* Start *

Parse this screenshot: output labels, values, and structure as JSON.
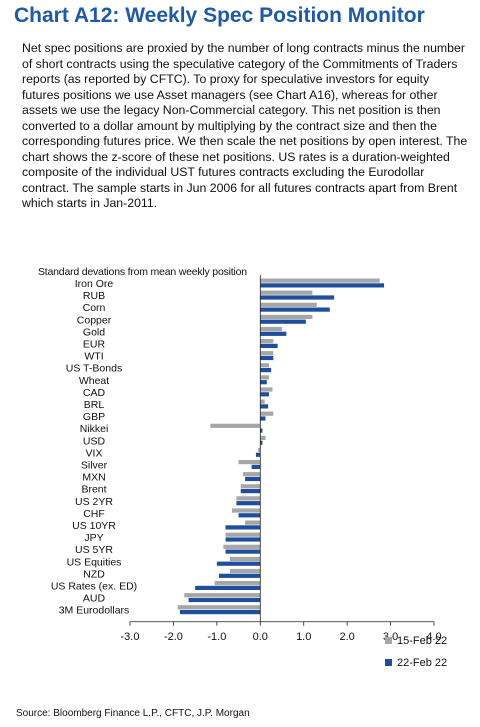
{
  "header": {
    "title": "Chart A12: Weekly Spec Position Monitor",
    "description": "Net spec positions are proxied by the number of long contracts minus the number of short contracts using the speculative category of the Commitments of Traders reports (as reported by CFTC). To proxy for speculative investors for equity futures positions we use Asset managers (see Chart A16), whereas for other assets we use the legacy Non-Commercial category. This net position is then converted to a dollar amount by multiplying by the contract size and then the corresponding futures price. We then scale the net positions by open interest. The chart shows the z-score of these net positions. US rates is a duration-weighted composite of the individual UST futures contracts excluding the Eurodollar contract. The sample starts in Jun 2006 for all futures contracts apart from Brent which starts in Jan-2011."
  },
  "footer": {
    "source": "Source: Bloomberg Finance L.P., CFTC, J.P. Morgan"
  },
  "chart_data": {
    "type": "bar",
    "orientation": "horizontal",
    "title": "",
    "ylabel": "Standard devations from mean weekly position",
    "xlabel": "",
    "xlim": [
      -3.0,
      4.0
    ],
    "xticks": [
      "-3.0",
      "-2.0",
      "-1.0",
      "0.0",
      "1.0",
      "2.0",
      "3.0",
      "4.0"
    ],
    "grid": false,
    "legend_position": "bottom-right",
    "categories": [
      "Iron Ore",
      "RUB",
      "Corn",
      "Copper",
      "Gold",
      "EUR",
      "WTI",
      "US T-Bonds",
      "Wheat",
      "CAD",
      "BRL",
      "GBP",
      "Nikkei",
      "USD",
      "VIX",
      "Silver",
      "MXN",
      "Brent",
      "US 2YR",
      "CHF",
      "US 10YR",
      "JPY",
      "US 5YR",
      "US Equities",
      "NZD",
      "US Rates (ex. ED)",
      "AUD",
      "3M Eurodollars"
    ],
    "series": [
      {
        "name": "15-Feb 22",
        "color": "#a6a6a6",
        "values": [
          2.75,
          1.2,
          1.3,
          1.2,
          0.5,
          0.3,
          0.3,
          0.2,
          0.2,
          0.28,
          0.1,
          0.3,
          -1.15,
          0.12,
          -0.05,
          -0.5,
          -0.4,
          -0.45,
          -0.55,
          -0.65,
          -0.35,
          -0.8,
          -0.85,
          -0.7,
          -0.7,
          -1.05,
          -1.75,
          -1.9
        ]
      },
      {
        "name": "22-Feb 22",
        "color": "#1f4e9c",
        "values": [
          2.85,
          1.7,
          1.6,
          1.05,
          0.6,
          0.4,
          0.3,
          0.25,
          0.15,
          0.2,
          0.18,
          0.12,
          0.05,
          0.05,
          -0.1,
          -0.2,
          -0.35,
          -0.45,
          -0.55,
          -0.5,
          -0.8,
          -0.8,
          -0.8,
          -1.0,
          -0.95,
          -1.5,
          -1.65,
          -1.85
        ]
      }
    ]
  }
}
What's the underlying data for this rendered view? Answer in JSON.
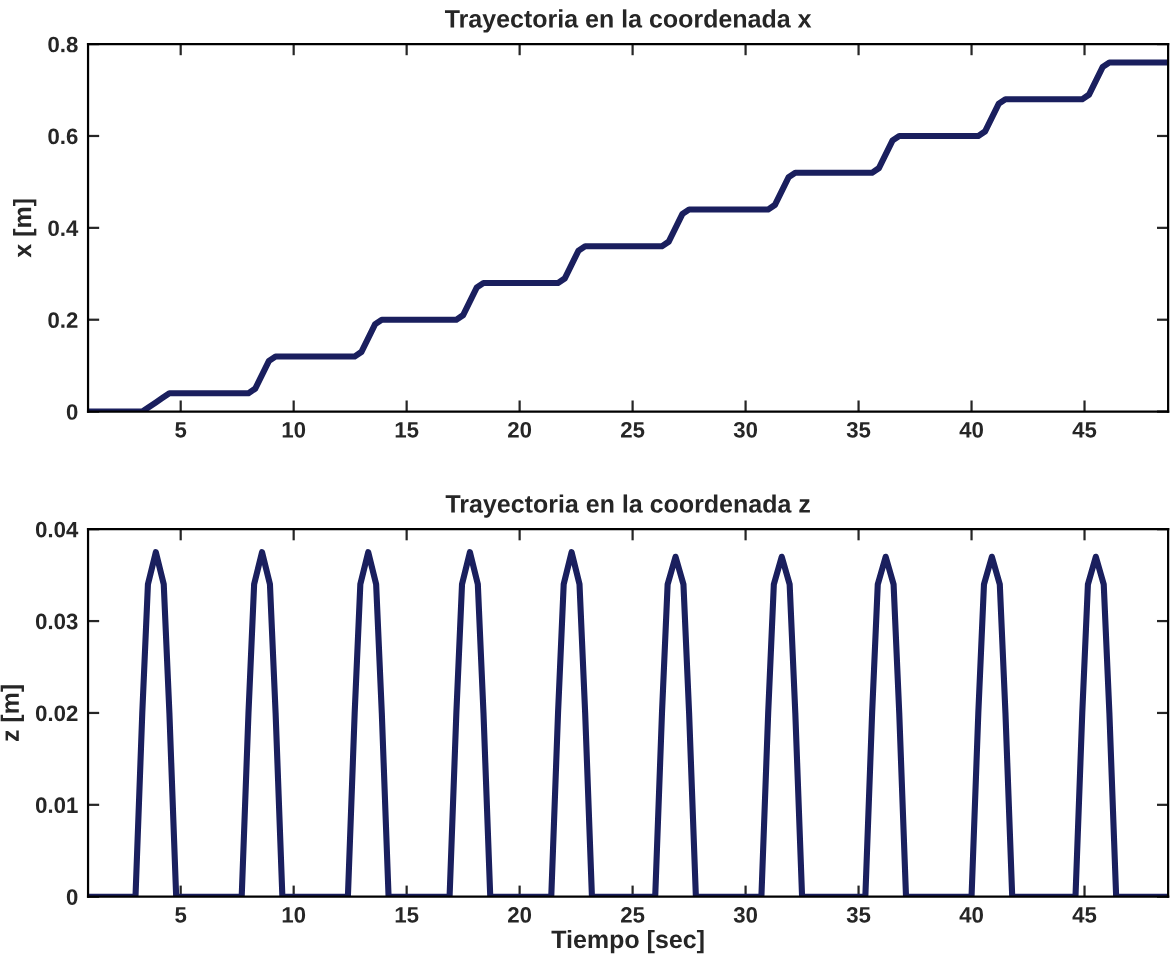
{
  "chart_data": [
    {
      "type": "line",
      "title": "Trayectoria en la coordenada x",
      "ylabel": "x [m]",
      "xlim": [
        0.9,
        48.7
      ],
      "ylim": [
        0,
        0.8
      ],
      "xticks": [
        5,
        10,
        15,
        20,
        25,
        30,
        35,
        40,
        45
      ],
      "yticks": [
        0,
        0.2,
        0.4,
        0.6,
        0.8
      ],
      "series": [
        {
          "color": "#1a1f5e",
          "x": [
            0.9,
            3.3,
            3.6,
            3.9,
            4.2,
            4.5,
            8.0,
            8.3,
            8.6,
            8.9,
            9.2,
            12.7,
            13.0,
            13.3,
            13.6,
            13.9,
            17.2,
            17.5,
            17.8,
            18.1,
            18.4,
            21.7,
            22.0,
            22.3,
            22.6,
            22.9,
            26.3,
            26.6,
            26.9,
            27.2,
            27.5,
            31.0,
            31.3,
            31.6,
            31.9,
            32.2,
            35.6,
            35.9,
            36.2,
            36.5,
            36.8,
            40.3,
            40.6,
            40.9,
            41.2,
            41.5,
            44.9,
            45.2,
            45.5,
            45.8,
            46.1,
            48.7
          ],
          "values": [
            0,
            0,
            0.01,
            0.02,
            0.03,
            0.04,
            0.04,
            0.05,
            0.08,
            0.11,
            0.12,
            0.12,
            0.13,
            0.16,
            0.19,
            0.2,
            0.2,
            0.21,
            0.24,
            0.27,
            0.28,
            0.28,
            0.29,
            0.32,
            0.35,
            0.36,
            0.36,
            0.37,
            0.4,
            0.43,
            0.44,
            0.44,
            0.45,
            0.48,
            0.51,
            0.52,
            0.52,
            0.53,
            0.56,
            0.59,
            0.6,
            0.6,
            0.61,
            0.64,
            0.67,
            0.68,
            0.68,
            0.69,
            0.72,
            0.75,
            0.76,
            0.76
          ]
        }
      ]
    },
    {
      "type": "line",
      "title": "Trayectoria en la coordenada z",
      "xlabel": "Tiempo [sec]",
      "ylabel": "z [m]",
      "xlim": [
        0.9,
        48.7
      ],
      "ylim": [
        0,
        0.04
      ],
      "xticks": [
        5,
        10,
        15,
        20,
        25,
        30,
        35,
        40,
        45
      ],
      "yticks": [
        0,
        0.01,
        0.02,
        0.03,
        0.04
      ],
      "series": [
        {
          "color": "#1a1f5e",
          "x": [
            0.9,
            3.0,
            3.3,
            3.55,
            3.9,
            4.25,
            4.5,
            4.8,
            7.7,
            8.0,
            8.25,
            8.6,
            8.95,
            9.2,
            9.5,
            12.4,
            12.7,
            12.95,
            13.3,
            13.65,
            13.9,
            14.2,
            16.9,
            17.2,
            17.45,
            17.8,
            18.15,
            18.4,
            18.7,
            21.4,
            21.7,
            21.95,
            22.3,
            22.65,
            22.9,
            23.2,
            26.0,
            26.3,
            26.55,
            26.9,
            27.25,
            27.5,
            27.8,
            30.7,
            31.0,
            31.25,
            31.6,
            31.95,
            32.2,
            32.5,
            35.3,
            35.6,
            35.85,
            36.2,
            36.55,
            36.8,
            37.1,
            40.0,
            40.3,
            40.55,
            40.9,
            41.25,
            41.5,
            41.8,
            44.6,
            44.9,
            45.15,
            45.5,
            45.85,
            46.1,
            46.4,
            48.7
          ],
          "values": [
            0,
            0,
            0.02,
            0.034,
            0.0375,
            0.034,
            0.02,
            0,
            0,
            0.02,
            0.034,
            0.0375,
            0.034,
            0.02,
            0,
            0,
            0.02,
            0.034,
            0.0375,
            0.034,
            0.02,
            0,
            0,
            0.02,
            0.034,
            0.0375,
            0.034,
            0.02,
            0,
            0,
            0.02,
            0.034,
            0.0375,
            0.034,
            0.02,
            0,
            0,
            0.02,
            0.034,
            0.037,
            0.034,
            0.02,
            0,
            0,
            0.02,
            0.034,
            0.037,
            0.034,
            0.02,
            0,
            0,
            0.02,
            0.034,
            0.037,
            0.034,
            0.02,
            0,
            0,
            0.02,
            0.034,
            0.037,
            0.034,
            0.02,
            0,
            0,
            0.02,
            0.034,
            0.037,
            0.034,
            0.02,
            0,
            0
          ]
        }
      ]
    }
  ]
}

* End *

(Problem): Show all lines from the data above in which the word "ylabel" appears.

(Answer for this exercise):
    "ylabel": "Standard devations from mean weekly position",
      "ylabel": "x [m]",
      "ylabel": "z [m]",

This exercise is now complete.